__Given problem__
Every record should be written out exactly, please.
↓
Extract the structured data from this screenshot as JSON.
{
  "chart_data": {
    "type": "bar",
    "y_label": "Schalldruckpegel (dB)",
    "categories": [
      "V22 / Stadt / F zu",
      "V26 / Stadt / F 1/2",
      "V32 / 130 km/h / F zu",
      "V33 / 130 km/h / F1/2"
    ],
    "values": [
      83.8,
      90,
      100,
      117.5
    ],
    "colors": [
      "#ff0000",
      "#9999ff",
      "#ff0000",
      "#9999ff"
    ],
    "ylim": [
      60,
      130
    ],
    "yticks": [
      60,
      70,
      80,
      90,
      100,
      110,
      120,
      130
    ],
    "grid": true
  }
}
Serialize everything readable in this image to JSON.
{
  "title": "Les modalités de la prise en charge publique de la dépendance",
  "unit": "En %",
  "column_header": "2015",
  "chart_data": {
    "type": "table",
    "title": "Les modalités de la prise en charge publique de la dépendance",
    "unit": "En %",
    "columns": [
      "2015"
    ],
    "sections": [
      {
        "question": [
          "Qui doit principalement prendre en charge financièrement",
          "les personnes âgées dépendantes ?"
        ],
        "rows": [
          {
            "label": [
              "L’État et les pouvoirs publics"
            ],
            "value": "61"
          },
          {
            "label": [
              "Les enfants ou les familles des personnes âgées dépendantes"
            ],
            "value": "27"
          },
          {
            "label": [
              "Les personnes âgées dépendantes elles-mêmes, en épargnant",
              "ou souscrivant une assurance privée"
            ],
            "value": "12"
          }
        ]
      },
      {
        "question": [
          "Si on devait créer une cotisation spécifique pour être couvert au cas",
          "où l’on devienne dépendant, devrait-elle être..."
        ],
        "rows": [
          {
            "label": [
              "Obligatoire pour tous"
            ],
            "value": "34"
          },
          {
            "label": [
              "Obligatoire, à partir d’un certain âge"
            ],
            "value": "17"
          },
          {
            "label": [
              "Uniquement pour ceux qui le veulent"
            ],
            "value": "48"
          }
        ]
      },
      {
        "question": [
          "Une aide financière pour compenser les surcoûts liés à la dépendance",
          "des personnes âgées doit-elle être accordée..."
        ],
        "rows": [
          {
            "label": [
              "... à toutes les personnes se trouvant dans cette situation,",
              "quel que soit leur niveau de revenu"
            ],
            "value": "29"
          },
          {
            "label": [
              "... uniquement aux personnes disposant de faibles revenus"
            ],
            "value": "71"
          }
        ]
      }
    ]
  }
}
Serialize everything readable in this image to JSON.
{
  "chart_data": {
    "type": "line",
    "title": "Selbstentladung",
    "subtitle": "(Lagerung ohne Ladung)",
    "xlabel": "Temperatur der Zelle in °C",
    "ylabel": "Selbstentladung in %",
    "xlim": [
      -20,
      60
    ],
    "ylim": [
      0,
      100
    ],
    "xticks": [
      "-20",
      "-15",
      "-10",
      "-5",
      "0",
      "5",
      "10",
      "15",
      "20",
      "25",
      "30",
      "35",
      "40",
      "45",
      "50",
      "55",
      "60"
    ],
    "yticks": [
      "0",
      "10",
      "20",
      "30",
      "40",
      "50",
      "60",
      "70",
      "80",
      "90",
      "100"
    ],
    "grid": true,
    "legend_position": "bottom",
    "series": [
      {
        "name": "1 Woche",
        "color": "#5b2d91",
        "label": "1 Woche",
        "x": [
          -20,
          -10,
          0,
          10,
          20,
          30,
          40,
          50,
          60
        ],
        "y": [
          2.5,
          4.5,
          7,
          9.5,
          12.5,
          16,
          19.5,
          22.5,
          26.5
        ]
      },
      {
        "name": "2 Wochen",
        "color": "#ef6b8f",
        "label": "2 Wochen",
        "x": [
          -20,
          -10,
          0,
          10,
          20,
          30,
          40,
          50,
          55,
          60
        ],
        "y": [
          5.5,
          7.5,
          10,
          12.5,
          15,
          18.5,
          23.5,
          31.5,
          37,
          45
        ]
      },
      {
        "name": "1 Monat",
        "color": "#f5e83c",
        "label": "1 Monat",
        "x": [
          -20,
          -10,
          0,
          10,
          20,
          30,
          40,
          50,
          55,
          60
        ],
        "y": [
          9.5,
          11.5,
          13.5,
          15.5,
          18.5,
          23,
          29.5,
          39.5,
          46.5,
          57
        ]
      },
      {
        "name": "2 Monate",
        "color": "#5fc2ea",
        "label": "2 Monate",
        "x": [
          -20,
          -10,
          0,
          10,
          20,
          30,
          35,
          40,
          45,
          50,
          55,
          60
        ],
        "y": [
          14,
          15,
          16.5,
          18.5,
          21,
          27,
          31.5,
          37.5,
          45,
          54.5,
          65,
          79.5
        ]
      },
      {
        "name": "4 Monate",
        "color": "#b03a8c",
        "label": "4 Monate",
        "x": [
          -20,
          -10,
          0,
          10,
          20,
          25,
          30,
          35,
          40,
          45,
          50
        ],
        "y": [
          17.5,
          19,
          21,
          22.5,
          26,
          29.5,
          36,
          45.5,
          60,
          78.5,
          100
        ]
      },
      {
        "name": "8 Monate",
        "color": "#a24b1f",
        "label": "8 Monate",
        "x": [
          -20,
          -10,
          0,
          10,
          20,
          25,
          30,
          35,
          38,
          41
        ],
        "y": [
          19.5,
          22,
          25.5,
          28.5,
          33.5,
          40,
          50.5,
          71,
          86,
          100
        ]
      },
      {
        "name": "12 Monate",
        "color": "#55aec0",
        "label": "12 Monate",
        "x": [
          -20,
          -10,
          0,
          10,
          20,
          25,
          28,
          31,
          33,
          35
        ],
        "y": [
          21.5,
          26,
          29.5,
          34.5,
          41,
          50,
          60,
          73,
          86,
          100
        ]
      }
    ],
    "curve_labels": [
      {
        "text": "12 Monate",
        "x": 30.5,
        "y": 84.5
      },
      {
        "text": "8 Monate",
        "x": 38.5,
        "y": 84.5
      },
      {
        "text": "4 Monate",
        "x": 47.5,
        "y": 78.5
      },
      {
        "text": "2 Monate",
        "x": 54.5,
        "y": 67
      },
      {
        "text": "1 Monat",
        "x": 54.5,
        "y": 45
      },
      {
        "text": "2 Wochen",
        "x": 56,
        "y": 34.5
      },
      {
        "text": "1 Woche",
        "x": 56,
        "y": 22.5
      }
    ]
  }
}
↑
__Exercise response__
Extract the structured data from this screenshot as JSON.
{
  "chart_data": {
    "type": "bar",
    "y_label": "Schalldruckpegel (dB)",
    "categories": [
      "V22 / Stadt / F zu",
      "V26 / Stadt / F 1/2",
      "V32 / 130 km/h / F zu",
      "V33 / 130 km/h / F1/2"
    ],
    "values": [
      83.8,
      90,
      100,
      117.5
    ],
    "colors": [
      "#ff0000",
      "#9999ff",
      "#ff0000",
      "#9999ff"
    ],
    "ylim": [
      60,
      130
    ],
    "yticks": [
      60,
      70,
      80,
      90,
      100,
      110,
      120,
      130
    ],
    "grid": true
  }
}
Serialize everything readable in this image to JSON.
{
  "title": "Les modalités de la prise en charge publique de la dépendance",
  "unit": "En %",
  "column_header": "2015",
  "chart_data": {
    "type": "table",
    "title": "Les modalités de la prise en charge publique de la dépendance",
    "unit": "En %",
    "columns": [
      "2015"
    ],
    "sections": [
      {
        "question": [
          "Qui doit principalement prendre en charge financièrement",
          "les personnes âgées dépendantes ?"
        ],
        "rows": [
          {
            "label": [
              "L’État et les pouvoirs publics"
            ],
            "value": "61"
          },
          {
            "label": [
              "Les enfants ou les familles des personnes âgées dépendantes"
            ],
            "value": "27"
          },
          {
            "label": [
              "Les personnes âgées dépendantes elles-mêmes, en épargnant",
              "ou souscrivant une assurance privée"
            ],
            "value": "12"
          }
        ]
      },
      {
        "question": [
          "Si on devait créer une cotisation spécifique pour être couvert au cas",
          "où l’on devienne dépendant, devrait-elle être..."
        ],
        "rows": [
          {
            "label": [
              "Obligatoire pour tous"
            ],
            "value": "34"
          },
          {
            "label": [
              "Obligatoire, à partir d’un certain âge"
            ],
            "value": "17"
          },
          {
            "label": [
              "Uniquement pour ceux qui le veulent"
            ],
            "value": "48"
          }
        ]
      },
      {
        "question": [
          "Une aide financière pour compenser les surcoûts liés à la dépendance",
          "des personnes âgées doit-elle être accordée..."
        ],
        "rows": [
          {
            "label": [
              "... à toutes les personnes se trouvant dans cette situation,",
              "quel que soit leur niveau de revenu"
            ],
            "value": "29"
          },
          {
            "label": [
              "... uniquement aux personnes disposant de faibles revenus"
            ],
            "value": "71"
          }
        ]
      }
    ]
  }
}
Serialize everything readable in this image to JSON.
{
  "chart_data": {
    "type": "line",
    "title": "Selbstentladung",
    "subtitle": "(Lagerung ohne Ladung)",
    "xlabel": "Temperatur der Zelle in °C",
    "ylabel": "Selbstentladung in %",
    "xlim": [
      -20,
      60
    ],
    "ylim": [
      0,
      100
    ],
    "xticks": [
      "-20",
      "-15",
      "-10",
      "-5",
      "0",
      "5",
      "10",
      "15",
      "20",
      "25",
      "30",
      "35",
      "40",
      "45",
      "50",
      "55",
      "60"
    ],
    "yticks": [
      "0",
      "10",
      "20",
      "30",
      "40",
      "50",
      "60",
      "70",
      "80",
      "90",
      "100"
    ],
    "grid": true,
    "legend_position": "bottom",
    "series": [
      {
        "name": "1 Woche",
        "color": "#5b2d91",
        "label": "1 Woche",
        "x": [
          -20,
          -10,
          0,
          10,
          20,
          30,
          40,
          50,
          60
        ],
        "y": [
          2.5,
          4.5,
          7,
          9.5,
          12.5,
          16,
          19.5,
          22.5,
          26.5
        ]
      },
      {
        "name": "2 Wochen",
        "color": "#ef6b8f",
        "label": "2 Wochen",
        "x": [
          -20,
          -10,
          0,
          10,
          20,
          30,
          40,
          50,
          55,
          60
        ],
        "y": [
          5.5,
          7.5,
          10,
          12.5,
          15,
          18.5,
          23.5,
          31.5,
          37,
          45
        ]
      },
      {
        "name": "1 Monat",
        "color": "#f5e83c",
        "label": "1 Monat",
        "x": [
          -20,
          -10,
          0,
          10,
          20,
          30,
          40,
          50,
          55,
          60
        ],
        "y": [
          9.5,
          11.5,
          13.5,
          15.5,
          18.5,
          23,
          29.5,
          39.5,
          46.5,
          57
        ]
      },
      {
        "name": "2 Monate",
        "color": "#5fc2ea",
        "label": "2 Monate",
        "x": [
          -20,
          -10,
          0,
          10,
          20,
          30,
          35,
          40,
          45,
          50,
          55,
          60
        ],
        "y": [
          14,
          15,
          16.5,
          18.5,
          21,
          27,
          31.5,
          37.5,
          45,
          54.5,
          65,
          79.5
        ]
      },
      {
        "name": "4 Monate",
        "color": "#b03a8c",
        "label": "4 Monate",
        "x": [
          -20,
          -10,
          0,
          10,
          20,
          25,
          30,
          35,
          40,
          45,
          50
        ],
        "y": [
          17.5,
          19,
          21,
          22.5,
          26,
          29.5,
          36,
          45.5,
          60,
          78.5,
          100
        ]
      },
      {
        "name": "8 Monate",
        "color": "#a24b1f",
        "label": "8 Monate",
        "x": [
          -20,
          -10,
          0,
          10,
          20,
          25,
          30,
          35,
          38,
          41
        ],
        "y": [
          19.5,
          22,
          25.5,
          28.5,
          33.5,
          40,
          50.5,
          71,
          86,
          100
        ]
      },
      {
        "name": "12 Monate",
        "color": "#55aec0",
        "label": "12 Monate",
        "x": [
          -20,
          -10,
          0,
          10,
          20,
          25,
          28,
          31,
          33,
          35
        ],
        "y": [
          21.5,
          26,
          29.5,
          34.5,
          41,
          50,
          60,
          73,
          86,
          100
        ]
      }
    ],
    "curve_labels": [
      {
        "text": "12 Monate",
        "x": 30.5,
        "y": 84.5
      },
      {
        "text": "8 Monate",
        "x": 38.5,
        "y": 84.5
      },
      {
        "text": "4 Monate",
        "x": 47.5,
        "y": 78.5
      },
      {
        "text": "2 Monate",
        "x": 54.5,
        "y": 67
      },
      {
        "text": "1 Monat",
        "x": 54.5,
        "y": 45
      },
      {
        "text": "2 Wochen",
        "x": 56,
        "y": 34.5
      },
      {
        "text": "1 Woche",
        "x": 56,
        "y": 22.5
      }
    ]
  }
}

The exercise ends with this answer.